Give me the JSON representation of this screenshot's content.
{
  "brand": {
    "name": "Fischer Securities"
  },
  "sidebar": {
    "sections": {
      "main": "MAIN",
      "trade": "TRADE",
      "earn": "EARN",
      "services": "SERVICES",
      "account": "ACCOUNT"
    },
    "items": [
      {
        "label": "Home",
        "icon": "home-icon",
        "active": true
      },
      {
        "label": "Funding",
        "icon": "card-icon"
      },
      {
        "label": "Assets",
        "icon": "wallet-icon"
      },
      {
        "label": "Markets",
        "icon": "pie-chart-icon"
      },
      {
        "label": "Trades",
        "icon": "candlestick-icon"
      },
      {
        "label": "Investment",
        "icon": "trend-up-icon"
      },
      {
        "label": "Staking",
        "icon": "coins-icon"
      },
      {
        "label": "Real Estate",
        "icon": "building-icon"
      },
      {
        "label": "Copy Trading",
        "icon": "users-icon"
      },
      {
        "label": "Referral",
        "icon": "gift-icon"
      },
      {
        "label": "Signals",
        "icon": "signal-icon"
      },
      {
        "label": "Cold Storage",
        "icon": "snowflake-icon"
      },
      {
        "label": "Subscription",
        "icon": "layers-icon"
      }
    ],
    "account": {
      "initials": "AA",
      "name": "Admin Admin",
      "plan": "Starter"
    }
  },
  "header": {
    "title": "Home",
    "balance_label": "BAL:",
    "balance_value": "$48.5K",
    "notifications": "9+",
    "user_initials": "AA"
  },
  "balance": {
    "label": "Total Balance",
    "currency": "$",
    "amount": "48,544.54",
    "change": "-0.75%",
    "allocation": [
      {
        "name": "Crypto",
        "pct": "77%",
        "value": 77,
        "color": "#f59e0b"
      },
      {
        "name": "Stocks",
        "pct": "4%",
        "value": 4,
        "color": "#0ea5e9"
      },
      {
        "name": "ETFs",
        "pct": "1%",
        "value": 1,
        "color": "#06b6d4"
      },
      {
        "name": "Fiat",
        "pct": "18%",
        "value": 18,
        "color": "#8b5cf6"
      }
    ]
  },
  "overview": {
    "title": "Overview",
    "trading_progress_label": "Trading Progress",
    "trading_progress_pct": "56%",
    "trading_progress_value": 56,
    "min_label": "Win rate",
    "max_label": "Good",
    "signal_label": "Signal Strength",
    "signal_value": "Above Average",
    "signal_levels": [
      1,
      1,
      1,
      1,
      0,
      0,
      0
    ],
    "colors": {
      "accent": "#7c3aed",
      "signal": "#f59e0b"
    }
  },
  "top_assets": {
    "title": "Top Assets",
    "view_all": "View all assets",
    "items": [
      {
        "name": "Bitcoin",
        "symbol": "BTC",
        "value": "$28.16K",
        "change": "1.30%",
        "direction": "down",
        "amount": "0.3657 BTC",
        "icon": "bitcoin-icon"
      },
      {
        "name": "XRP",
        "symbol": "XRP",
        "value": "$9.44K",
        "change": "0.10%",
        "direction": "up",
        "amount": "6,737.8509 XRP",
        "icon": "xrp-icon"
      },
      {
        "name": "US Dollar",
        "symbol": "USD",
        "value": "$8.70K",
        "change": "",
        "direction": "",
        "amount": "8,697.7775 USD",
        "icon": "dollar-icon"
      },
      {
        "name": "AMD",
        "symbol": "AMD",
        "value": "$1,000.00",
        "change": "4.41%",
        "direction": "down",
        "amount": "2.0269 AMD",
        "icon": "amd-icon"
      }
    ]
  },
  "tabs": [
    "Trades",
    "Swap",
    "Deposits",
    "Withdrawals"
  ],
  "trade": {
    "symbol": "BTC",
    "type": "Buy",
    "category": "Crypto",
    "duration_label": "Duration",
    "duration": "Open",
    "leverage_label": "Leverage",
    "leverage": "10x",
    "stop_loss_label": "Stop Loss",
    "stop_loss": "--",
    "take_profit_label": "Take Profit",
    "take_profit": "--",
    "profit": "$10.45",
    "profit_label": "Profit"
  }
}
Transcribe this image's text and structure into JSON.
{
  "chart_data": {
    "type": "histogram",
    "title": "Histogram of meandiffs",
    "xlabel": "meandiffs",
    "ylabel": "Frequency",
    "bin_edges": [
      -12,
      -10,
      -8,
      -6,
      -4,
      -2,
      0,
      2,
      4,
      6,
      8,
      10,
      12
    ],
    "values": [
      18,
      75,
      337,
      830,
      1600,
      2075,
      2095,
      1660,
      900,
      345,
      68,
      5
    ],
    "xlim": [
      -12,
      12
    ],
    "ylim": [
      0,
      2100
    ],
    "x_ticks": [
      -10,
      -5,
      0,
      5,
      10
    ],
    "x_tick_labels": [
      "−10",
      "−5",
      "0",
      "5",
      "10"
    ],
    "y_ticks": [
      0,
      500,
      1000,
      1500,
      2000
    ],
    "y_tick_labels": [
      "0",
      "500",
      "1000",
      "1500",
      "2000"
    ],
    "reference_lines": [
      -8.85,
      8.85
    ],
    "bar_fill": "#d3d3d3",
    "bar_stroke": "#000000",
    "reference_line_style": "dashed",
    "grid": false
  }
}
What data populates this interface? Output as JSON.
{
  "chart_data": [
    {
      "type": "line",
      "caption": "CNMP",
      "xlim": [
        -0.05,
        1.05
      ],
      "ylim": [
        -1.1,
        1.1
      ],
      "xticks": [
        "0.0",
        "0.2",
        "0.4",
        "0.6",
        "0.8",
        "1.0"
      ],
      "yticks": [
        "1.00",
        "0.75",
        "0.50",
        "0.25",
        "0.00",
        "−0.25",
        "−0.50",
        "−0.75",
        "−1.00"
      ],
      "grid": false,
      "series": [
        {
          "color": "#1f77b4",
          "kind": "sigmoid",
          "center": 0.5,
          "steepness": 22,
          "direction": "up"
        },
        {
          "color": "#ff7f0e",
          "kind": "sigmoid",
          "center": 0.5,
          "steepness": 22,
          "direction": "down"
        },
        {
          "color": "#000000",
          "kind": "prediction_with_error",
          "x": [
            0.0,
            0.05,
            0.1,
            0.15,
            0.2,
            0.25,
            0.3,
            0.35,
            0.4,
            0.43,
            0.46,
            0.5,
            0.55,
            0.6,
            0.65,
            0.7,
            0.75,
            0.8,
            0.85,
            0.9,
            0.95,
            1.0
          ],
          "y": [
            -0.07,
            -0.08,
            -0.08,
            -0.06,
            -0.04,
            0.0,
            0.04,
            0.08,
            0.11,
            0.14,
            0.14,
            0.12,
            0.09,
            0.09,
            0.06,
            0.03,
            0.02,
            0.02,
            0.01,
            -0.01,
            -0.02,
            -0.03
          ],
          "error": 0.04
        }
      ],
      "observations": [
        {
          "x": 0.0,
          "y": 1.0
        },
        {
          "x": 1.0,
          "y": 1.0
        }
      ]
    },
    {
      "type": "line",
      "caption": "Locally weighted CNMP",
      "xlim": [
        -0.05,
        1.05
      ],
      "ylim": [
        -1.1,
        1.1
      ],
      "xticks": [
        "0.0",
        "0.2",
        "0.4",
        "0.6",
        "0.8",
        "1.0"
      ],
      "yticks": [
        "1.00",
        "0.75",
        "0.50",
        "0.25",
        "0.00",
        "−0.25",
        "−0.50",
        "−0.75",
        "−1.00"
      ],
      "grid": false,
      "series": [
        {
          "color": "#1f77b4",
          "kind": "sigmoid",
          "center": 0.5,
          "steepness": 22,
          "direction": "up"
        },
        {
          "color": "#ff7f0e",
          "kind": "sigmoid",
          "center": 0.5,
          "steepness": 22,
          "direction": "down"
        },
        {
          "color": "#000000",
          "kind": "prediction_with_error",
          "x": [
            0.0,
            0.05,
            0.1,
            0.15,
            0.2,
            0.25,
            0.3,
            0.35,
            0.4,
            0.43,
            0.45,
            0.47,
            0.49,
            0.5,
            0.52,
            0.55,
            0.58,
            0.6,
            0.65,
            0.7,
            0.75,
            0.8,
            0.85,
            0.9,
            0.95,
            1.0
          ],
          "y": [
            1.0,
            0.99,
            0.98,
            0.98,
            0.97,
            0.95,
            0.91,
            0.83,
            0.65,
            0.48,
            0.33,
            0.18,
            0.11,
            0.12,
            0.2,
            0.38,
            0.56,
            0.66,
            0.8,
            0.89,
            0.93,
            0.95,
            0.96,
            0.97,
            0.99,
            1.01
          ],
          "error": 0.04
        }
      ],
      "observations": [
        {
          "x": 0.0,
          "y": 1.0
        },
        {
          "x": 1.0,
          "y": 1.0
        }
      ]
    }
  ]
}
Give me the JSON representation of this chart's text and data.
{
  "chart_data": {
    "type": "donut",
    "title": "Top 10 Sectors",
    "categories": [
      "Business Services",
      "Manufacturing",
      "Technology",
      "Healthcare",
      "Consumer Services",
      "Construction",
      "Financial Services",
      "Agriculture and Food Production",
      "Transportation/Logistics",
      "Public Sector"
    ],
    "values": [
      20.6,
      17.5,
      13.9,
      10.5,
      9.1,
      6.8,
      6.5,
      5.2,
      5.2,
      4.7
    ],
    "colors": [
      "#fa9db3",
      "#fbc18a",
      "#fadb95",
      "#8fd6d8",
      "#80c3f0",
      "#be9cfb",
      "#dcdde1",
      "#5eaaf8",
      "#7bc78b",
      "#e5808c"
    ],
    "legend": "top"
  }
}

## Written problem
Check the data for the word "amount" and pull out the lines that have it.

## Output for this task
    "amount": "48,544.54",
        "amount": "0.3657 BTC",
        "amount": "6,737.8509 XRP",
        "amount": "8,697.7775 USD",
        "amount": "2.0269 AMD",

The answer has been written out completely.